■ Data to process:
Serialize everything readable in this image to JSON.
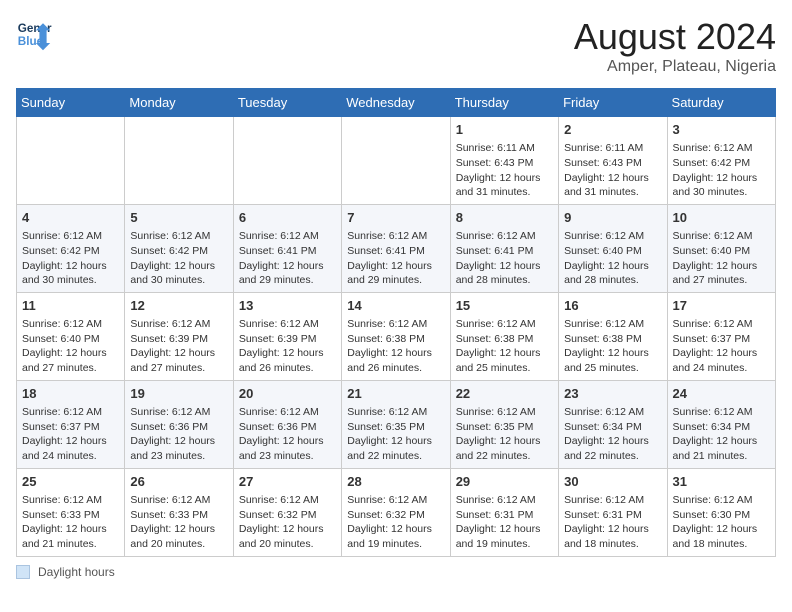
{
  "logo": {
    "line1": "General",
    "line2": "Blue"
  },
  "title": "August 2024",
  "subtitle": "Amper, Plateau, Nigeria",
  "days_of_week": [
    "Sunday",
    "Monday",
    "Tuesday",
    "Wednesday",
    "Thursday",
    "Friday",
    "Saturday"
  ],
  "footer": {
    "legend_label": "Daylight hours"
  },
  "weeks": [
    [
      {
        "day": "",
        "info": ""
      },
      {
        "day": "",
        "info": ""
      },
      {
        "day": "",
        "info": ""
      },
      {
        "day": "",
        "info": ""
      },
      {
        "day": "1",
        "info": "Sunrise: 6:11 AM\nSunset: 6:43 PM\nDaylight: 12 hours and 31 minutes."
      },
      {
        "day": "2",
        "info": "Sunrise: 6:11 AM\nSunset: 6:43 PM\nDaylight: 12 hours and 31 minutes."
      },
      {
        "day": "3",
        "info": "Sunrise: 6:12 AM\nSunset: 6:42 PM\nDaylight: 12 hours and 30 minutes."
      }
    ],
    [
      {
        "day": "4",
        "info": "Sunrise: 6:12 AM\nSunset: 6:42 PM\nDaylight: 12 hours and 30 minutes."
      },
      {
        "day": "5",
        "info": "Sunrise: 6:12 AM\nSunset: 6:42 PM\nDaylight: 12 hours and 30 minutes."
      },
      {
        "day": "6",
        "info": "Sunrise: 6:12 AM\nSunset: 6:41 PM\nDaylight: 12 hours and 29 minutes."
      },
      {
        "day": "7",
        "info": "Sunrise: 6:12 AM\nSunset: 6:41 PM\nDaylight: 12 hours and 29 minutes."
      },
      {
        "day": "8",
        "info": "Sunrise: 6:12 AM\nSunset: 6:41 PM\nDaylight: 12 hours and 28 minutes."
      },
      {
        "day": "9",
        "info": "Sunrise: 6:12 AM\nSunset: 6:40 PM\nDaylight: 12 hours and 28 minutes."
      },
      {
        "day": "10",
        "info": "Sunrise: 6:12 AM\nSunset: 6:40 PM\nDaylight: 12 hours and 27 minutes."
      }
    ],
    [
      {
        "day": "11",
        "info": "Sunrise: 6:12 AM\nSunset: 6:40 PM\nDaylight: 12 hours and 27 minutes."
      },
      {
        "day": "12",
        "info": "Sunrise: 6:12 AM\nSunset: 6:39 PM\nDaylight: 12 hours and 27 minutes."
      },
      {
        "day": "13",
        "info": "Sunrise: 6:12 AM\nSunset: 6:39 PM\nDaylight: 12 hours and 26 minutes."
      },
      {
        "day": "14",
        "info": "Sunrise: 6:12 AM\nSunset: 6:38 PM\nDaylight: 12 hours and 26 minutes."
      },
      {
        "day": "15",
        "info": "Sunrise: 6:12 AM\nSunset: 6:38 PM\nDaylight: 12 hours and 25 minutes."
      },
      {
        "day": "16",
        "info": "Sunrise: 6:12 AM\nSunset: 6:38 PM\nDaylight: 12 hours and 25 minutes."
      },
      {
        "day": "17",
        "info": "Sunrise: 6:12 AM\nSunset: 6:37 PM\nDaylight: 12 hours and 24 minutes."
      }
    ],
    [
      {
        "day": "18",
        "info": "Sunrise: 6:12 AM\nSunset: 6:37 PM\nDaylight: 12 hours and 24 minutes."
      },
      {
        "day": "19",
        "info": "Sunrise: 6:12 AM\nSunset: 6:36 PM\nDaylight: 12 hours and 23 minutes."
      },
      {
        "day": "20",
        "info": "Sunrise: 6:12 AM\nSunset: 6:36 PM\nDaylight: 12 hours and 23 minutes."
      },
      {
        "day": "21",
        "info": "Sunrise: 6:12 AM\nSunset: 6:35 PM\nDaylight: 12 hours and 22 minutes."
      },
      {
        "day": "22",
        "info": "Sunrise: 6:12 AM\nSunset: 6:35 PM\nDaylight: 12 hours and 22 minutes."
      },
      {
        "day": "23",
        "info": "Sunrise: 6:12 AM\nSunset: 6:34 PM\nDaylight: 12 hours and 22 minutes."
      },
      {
        "day": "24",
        "info": "Sunrise: 6:12 AM\nSunset: 6:34 PM\nDaylight: 12 hours and 21 minutes."
      }
    ],
    [
      {
        "day": "25",
        "info": "Sunrise: 6:12 AM\nSunset: 6:33 PM\nDaylight: 12 hours and 21 minutes."
      },
      {
        "day": "26",
        "info": "Sunrise: 6:12 AM\nSunset: 6:33 PM\nDaylight: 12 hours and 20 minutes."
      },
      {
        "day": "27",
        "info": "Sunrise: 6:12 AM\nSunset: 6:32 PM\nDaylight: 12 hours and 20 minutes."
      },
      {
        "day": "28",
        "info": "Sunrise: 6:12 AM\nSunset: 6:32 PM\nDaylight: 12 hours and 19 minutes."
      },
      {
        "day": "29",
        "info": "Sunrise: 6:12 AM\nSunset: 6:31 PM\nDaylight: 12 hours and 19 minutes."
      },
      {
        "day": "30",
        "info": "Sunrise: 6:12 AM\nSunset: 6:31 PM\nDaylight: 12 hours and 18 minutes."
      },
      {
        "day": "31",
        "info": "Sunrise: 6:12 AM\nSunset: 6:30 PM\nDaylight: 12 hours and 18 minutes."
      }
    ]
  ]
}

■ Written request: The records above are to be restated exactly, without their pictures.

■ Exercise answer:
Serialize everything readable in this image to JSON.
{
  "logo": {
    "line1": "General",
    "line2": "Blue"
  },
  "title": "August 2024",
  "subtitle": "Amper, Plateau, Nigeria",
  "days_of_week": [
    "Sunday",
    "Monday",
    "Tuesday",
    "Wednesday",
    "Thursday",
    "Friday",
    "Saturday"
  ],
  "footer": {
    "legend_label": "Daylight hours"
  },
  "weeks": [
    [
      {
        "day": "",
        "info": ""
      },
      {
        "day": "",
        "info": ""
      },
      {
        "day": "",
        "info": ""
      },
      {
        "day": "",
        "info": ""
      },
      {
        "day": "1",
        "info": "Sunrise: 6:11 AM\nSunset: 6:43 PM\nDaylight: 12 hours and 31 minutes."
      },
      {
        "day": "2",
        "info": "Sunrise: 6:11 AM\nSunset: 6:43 PM\nDaylight: 12 hours and 31 minutes."
      },
      {
        "day": "3",
        "info": "Sunrise: 6:12 AM\nSunset: 6:42 PM\nDaylight: 12 hours and 30 minutes."
      }
    ],
    [
      {
        "day": "4",
        "info": "Sunrise: 6:12 AM\nSunset: 6:42 PM\nDaylight: 12 hours and 30 minutes."
      },
      {
        "day": "5",
        "info": "Sunrise: 6:12 AM\nSunset: 6:42 PM\nDaylight: 12 hours and 30 minutes."
      },
      {
        "day": "6",
        "info": "Sunrise: 6:12 AM\nSunset: 6:41 PM\nDaylight: 12 hours and 29 minutes."
      },
      {
        "day": "7",
        "info": "Sunrise: 6:12 AM\nSunset: 6:41 PM\nDaylight: 12 hours and 29 minutes."
      },
      {
        "day": "8",
        "info": "Sunrise: 6:12 AM\nSunset: 6:41 PM\nDaylight: 12 hours and 28 minutes."
      },
      {
        "day": "9",
        "info": "Sunrise: 6:12 AM\nSunset: 6:40 PM\nDaylight: 12 hours and 28 minutes."
      },
      {
        "day": "10",
        "info": "Sunrise: 6:12 AM\nSunset: 6:40 PM\nDaylight: 12 hours and 27 minutes."
      }
    ],
    [
      {
        "day": "11",
        "info": "Sunrise: 6:12 AM\nSunset: 6:40 PM\nDaylight: 12 hours and 27 minutes."
      },
      {
        "day": "12",
        "info": "Sunrise: 6:12 AM\nSunset: 6:39 PM\nDaylight: 12 hours and 27 minutes."
      },
      {
        "day": "13",
        "info": "Sunrise: 6:12 AM\nSunset: 6:39 PM\nDaylight: 12 hours and 26 minutes."
      },
      {
        "day": "14",
        "info": "Sunrise: 6:12 AM\nSunset: 6:38 PM\nDaylight: 12 hours and 26 minutes."
      },
      {
        "day": "15",
        "info": "Sunrise: 6:12 AM\nSunset: 6:38 PM\nDaylight: 12 hours and 25 minutes."
      },
      {
        "day": "16",
        "info": "Sunrise: 6:12 AM\nSunset: 6:38 PM\nDaylight: 12 hours and 25 minutes."
      },
      {
        "day": "17",
        "info": "Sunrise: 6:12 AM\nSunset: 6:37 PM\nDaylight: 12 hours and 24 minutes."
      }
    ],
    [
      {
        "day": "18",
        "info": "Sunrise: 6:12 AM\nSunset: 6:37 PM\nDaylight: 12 hours and 24 minutes."
      },
      {
        "day": "19",
        "info": "Sunrise: 6:12 AM\nSunset: 6:36 PM\nDaylight: 12 hours and 23 minutes."
      },
      {
        "day": "20",
        "info": "Sunrise: 6:12 AM\nSunset: 6:36 PM\nDaylight: 12 hours and 23 minutes."
      },
      {
        "day": "21",
        "info": "Sunrise: 6:12 AM\nSunset: 6:35 PM\nDaylight: 12 hours and 22 minutes."
      },
      {
        "day": "22",
        "info": "Sunrise: 6:12 AM\nSunset: 6:35 PM\nDaylight: 12 hours and 22 minutes."
      },
      {
        "day": "23",
        "info": "Sunrise: 6:12 AM\nSunset: 6:34 PM\nDaylight: 12 hours and 22 minutes."
      },
      {
        "day": "24",
        "info": "Sunrise: 6:12 AM\nSunset: 6:34 PM\nDaylight: 12 hours and 21 minutes."
      }
    ],
    [
      {
        "day": "25",
        "info": "Sunrise: 6:12 AM\nSunset: 6:33 PM\nDaylight: 12 hours and 21 minutes."
      },
      {
        "day": "26",
        "info": "Sunrise: 6:12 AM\nSunset: 6:33 PM\nDaylight: 12 hours and 20 minutes."
      },
      {
        "day": "27",
        "info": "Sunrise: 6:12 AM\nSunset: 6:32 PM\nDaylight: 12 hours and 20 minutes."
      },
      {
        "day": "28",
        "info": "Sunrise: 6:12 AM\nSunset: 6:32 PM\nDaylight: 12 hours and 19 minutes."
      },
      {
        "day": "29",
        "info": "Sunrise: 6:12 AM\nSunset: 6:31 PM\nDaylight: 12 hours and 19 minutes."
      },
      {
        "day": "30",
        "info": "Sunrise: 6:12 AM\nSunset: 6:31 PM\nDaylight: 12 hours and 18 minutes."
      },
      {
        "day": "31",
        "info": "Sunrise: 6:12 AM\nSunset: 6:30 PM\nDaylight: 12 hours and 18 minutes."
      }
    ]
  ]
}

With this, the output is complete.